Problem: Find the lines holding the string "Which" in the data, then copy all of them.

Dataset rows
..........
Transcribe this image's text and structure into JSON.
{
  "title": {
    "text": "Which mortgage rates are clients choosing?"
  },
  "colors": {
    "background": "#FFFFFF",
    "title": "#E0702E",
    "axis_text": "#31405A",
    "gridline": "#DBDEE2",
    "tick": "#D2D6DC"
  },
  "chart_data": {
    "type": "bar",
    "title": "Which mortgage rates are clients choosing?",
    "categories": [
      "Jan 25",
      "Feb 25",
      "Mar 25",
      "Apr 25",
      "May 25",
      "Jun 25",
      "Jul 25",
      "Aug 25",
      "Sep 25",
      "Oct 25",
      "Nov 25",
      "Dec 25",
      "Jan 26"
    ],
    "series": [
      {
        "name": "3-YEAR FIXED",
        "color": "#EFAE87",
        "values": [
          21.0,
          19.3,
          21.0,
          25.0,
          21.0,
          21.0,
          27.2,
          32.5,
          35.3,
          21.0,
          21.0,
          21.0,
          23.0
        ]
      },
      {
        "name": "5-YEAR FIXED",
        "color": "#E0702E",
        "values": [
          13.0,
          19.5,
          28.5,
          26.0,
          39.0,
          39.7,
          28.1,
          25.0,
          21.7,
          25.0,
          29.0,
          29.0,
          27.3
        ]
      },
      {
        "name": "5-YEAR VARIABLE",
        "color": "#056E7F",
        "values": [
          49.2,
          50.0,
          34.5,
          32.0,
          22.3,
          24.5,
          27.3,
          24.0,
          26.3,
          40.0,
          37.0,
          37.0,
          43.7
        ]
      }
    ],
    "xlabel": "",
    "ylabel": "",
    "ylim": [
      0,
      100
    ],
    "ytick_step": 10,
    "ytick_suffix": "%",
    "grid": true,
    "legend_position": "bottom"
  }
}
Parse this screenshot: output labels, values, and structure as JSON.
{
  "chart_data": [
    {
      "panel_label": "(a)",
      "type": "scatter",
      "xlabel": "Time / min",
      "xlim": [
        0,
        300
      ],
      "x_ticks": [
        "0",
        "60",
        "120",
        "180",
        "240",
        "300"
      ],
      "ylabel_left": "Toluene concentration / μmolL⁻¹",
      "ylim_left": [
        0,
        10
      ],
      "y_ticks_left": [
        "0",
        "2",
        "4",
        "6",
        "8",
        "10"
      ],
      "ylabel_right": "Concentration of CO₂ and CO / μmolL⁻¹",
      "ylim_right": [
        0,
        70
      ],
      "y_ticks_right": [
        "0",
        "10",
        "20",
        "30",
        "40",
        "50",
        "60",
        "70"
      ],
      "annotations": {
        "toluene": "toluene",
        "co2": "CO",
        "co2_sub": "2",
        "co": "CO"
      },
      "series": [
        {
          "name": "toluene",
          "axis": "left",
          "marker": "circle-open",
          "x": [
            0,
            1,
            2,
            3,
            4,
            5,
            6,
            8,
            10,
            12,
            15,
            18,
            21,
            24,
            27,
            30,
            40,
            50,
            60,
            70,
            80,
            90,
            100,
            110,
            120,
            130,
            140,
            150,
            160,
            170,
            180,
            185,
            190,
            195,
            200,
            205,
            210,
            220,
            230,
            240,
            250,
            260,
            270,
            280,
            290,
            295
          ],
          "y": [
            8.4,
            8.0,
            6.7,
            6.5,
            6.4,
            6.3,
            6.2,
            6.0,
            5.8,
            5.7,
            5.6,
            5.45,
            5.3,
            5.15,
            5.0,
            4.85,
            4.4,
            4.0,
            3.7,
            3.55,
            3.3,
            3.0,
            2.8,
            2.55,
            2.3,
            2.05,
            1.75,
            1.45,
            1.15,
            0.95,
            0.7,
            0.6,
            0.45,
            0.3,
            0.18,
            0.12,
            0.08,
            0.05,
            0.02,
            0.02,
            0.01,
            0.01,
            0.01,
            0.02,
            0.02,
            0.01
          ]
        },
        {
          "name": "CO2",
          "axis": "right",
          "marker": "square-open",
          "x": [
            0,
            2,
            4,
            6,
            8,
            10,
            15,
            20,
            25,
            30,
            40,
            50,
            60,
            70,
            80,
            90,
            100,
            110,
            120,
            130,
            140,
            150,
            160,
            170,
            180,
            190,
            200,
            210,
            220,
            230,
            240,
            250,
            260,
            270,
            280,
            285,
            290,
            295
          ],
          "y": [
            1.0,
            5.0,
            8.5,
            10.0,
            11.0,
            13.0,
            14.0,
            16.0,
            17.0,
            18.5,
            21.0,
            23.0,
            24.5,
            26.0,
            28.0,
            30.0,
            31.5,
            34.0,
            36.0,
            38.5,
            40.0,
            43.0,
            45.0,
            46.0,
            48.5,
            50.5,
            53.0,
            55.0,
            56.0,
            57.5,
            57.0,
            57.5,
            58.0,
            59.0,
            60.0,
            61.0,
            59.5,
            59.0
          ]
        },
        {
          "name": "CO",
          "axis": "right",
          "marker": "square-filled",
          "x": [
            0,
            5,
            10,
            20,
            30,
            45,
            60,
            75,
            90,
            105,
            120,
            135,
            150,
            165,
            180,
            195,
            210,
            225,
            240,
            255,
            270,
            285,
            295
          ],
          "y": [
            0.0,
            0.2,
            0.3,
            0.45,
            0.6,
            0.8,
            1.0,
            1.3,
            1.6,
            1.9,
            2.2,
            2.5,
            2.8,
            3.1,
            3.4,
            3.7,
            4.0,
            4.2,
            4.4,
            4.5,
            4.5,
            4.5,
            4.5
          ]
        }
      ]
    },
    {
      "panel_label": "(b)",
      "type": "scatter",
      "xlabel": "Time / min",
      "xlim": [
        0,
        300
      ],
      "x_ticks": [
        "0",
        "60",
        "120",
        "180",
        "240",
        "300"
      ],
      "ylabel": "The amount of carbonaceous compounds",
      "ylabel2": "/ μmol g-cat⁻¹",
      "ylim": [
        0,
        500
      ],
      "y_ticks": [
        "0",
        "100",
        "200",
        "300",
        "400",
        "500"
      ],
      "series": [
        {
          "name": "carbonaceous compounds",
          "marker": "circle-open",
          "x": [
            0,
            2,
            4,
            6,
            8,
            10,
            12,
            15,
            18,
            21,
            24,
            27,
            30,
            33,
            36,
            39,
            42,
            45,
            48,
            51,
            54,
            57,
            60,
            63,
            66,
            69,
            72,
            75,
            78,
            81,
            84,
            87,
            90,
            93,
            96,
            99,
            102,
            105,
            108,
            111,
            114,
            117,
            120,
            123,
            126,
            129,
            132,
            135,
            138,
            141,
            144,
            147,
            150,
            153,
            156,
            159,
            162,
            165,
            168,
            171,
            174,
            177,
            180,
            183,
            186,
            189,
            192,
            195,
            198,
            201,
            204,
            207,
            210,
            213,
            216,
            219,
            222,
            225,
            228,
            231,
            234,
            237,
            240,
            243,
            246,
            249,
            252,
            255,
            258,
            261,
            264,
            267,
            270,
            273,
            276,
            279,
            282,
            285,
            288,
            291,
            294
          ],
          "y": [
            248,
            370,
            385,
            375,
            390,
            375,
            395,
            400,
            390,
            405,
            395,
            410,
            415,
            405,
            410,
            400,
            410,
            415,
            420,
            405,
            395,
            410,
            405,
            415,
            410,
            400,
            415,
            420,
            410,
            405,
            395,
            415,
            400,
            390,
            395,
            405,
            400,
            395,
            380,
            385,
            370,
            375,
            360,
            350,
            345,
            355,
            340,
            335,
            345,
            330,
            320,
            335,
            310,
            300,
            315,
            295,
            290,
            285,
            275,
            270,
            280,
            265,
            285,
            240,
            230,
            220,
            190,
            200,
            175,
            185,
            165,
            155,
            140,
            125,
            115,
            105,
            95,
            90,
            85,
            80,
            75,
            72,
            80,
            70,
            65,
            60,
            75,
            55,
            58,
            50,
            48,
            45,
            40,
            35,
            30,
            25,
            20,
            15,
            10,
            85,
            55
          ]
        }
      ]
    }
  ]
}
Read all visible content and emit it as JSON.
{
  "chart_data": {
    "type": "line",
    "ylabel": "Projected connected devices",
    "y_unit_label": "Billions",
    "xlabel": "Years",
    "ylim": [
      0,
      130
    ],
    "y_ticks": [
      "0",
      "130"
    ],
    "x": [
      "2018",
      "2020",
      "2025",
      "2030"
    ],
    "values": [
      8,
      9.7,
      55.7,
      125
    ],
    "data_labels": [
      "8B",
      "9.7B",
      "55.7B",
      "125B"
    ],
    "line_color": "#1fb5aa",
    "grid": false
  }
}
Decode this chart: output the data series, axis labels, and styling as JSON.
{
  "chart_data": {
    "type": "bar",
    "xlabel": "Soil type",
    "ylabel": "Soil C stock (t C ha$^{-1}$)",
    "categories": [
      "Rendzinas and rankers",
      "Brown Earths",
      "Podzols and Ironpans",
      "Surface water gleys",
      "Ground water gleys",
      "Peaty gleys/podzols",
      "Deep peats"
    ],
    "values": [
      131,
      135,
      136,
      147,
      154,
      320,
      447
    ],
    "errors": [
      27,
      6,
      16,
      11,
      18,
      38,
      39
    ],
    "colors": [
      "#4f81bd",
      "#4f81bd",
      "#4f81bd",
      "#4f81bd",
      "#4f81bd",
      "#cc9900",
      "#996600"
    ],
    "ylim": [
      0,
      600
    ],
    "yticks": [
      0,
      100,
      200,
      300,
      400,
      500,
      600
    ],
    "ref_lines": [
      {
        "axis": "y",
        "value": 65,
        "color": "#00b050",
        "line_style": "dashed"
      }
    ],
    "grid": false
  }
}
..........
Answer to the problem:
    "text": "Which mortgage rates are clients choosing?"
    "title": "Which mortgage rates are clients choosing?",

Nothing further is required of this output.